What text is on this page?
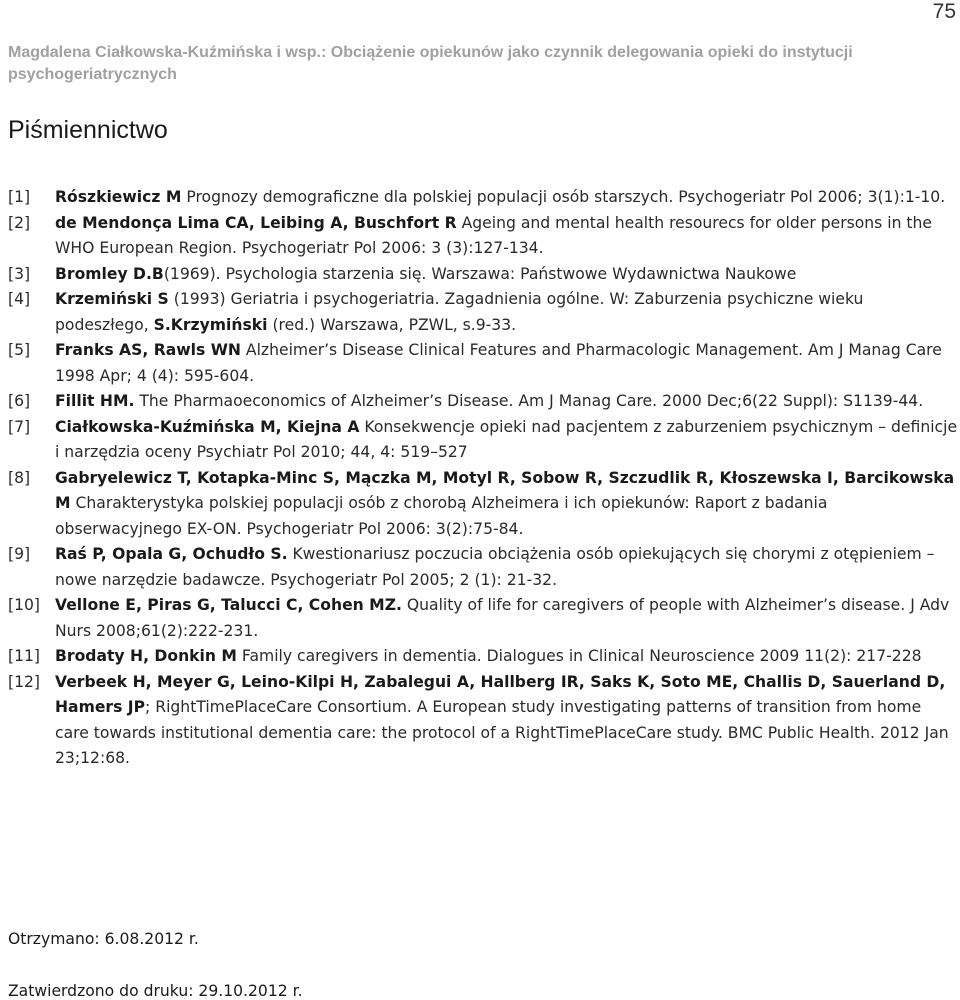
75
Magdalena Ciałkowska-Kuźmińska i wsp.: Obciążenie opiekunów jako czynnik delegowania opieki do instytucji psychogeriatrycznych
Piśmiennictwo
[1] Rószkiewicz M Prognozy demograficzne dla polskiej populacji osób starszych. Psychogeriatr Pol 2006; 3(1):1-10.
[2] de Mendonça Lima CA, Leibing A, Buschfort R Ageing and mental health resourecs for older persons in the WHO European Region. Psychogeriatr Pol 2006: 3 (3):127-134.
[3] Bromley D.B(1969). Psychologia starzenia się. Warszawa: Państwowe Wydawnictwa Naukowe
[4] Krzemiński S (1993) Geriatria i psychogeriatria. Zagadnienia ogólne. W: Zaburzenia psychiczne wieku podeszłego, S.Krzymiński (red.) Warszawa, PZWL, s.9-33.
[5] Franks AS, Rawls WN Alzheimer’s Disease Clinical Features and Pharmacologic Management. Am J Manag Care 1998 Apr; 4 (4): 595-604.
[6] Fillit HM. The Pharmaoeconomics of Alzheimer’s Disease. Am J Manag Care. 2000 Dec;6(22 Suppl): S1139-44.
[7] Ciałkowska-Kuźmińska M, Kiejna A Konsekwencje opieki nad pacjentem z zaburzeniem psychicznym – definicje i narzędzia oceny Psychiatr Pol 2010; 44, 4: 519–527
[8] Gabryelewicz T, Kotapka-Minc S, Mączka M, Motyl R, Sobow R, Szczudlik R, Kłoszewska I, Barcikowska M Charakterystyka polskiej populacji osób z chorobą Alzheimera i ich opiekunów: Raport z badania obserwacyjnego EX-ON. Psychogeriatr Pol 2006: 3(2):75-84.
[9] Raś P, Opala G, Ochudło S. Kwestionariusz poczucia obciążenia osób opiekujących się chorymi z otępieniem – nowe narzędzie badawcze. Psychogeriatr Pol 2005; 2 (1): 21-32.
[10] Vellone E, Piras G, Talucci C, Cohen MZ. Quality of life for caregivers of people with Alzheimer’s disease. J Adv Nurs 2008;61(2):222-231.
[11] Brodaty H, Donkin M Family caregivers in dementia. Dialogues in Clinical Neuroscience 2009 11(2): 217-228
[12] Verbeek H, Meyer G, Leino-Kilpi H, Zabalegui A, Hallberg IR, Saks K, Soto ME, Challis D, Sauerland D, Hamers JP; RightTimePlaceCare Consortium. A European study investigating patterns of transition from home care towards institutional dementia care: the protocol of a RightTimePlaceCare study. BMC Public Health. 2012 Jan 23;12:68.
Otrzymano: 6.08.2012 r.
Zatwierdzono do druku: 29.10.2012 r.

================================

Transcribe the material exactly, keeping every word and none of the pictures.

Solution to this problem →
What text is on this page?
75
Magdalena Ciałkowska-Kuźmińska i wsp.: Obciążenie opiekunów jako czynnik delegowania opieki do instytucji psychogeriatrycznych
Piśmiennictwo
[1] Rószkiewicz M Prognozy demograficzne dla polskiej populacji osób starszych. Psychogeriatr Pol 2006; 3(1):1-10.
[2] de Mendonça Lima CA, Leibing A, Buschfort R Ageing and mental health resourecs for older persons in the WHO European Region. Psychogeriatr Pol 2006: 3 (3):127-134.
[3] Bromley D.B(1969). Psychologia starzenia się. Warszawa: Państwowe Wydawnictwa Naukowe
[4] Krzemiński S (1993) Geriatria i psychogeriatria. Zagadnienia ogólne. W: Zaburzenia psychiczne wieku podeszłego, S.Krzymiński (red.) Warszawa, PZWL, s.9-33.
[5] Franks AS, Rawls WN Alzheimer’s Disease Clinical Features and Pharmacologic Management. Am J Manag Care 1998 Apr; 4 (4): 595-604.
[6] Fillit HM. The Pharmaoeconomics of Alzheimer’s Disease. Am J Manag Care. 2000 Dec;6(22 Suppl): S1139-44.
[7] Ciałkowska-Kuźmińska M, Kiejna A Konsekwencje opieki nad pacjentem z zaburzeniem psychicznym – definicje i narzędzia oceny Psychiatr Pol 2010; 44, 4: 519–527
[8] Gabryelewicz T, Kotapka-Minc S, Mączka M, Motyl R, Sobow R, Szczudlik R, Kłoszewska I, Barcikowska M Charakterystyka polskiej populacji osób z chorobą Alzheimera i ich opiekunów: Raport z badania obserwacyjnego EX-ON. Psychogeriatr Pol 2006: 3(2):75-84.
[9] Raś P, Opala G, Ochudło S. Kwestionariusz poczucia obciążenia osób opiekujących się chorymi z otępieniem – nowe narzędzie badawcze. Psychogeriatr Pol 2005; 2 (1): 21-32.
[10] Vellone E, Piras G, Talucci C, Cohen MZ. Quality of life for caregivers of people with Alzheimer’s disease. J Adv Nurs 2008;61(2):222-231.
[11] Brodaty H, Donkin M Family caregivers in dementia. Dialogues in Clinical Neuroscience 2009 11(2): 217-228
[12] Verbeek H, Meyer G, Leino-Kilpi H, Zabalegui A, Hallberg IR, Saks K, Soto ME, Challis D, Sauerland D, Hamers JP; RightTimePlaceCare Consortium. A European study investigating patterns of transition from home care towards institutional dementia care: the protocol of a RightTimePlaceCare study. BMC Public Health. 2012 Jan 23;12:68.
Otrzymano: 6.08.2012 r.
Zatwierdzono do druku: 29.10.2012 r.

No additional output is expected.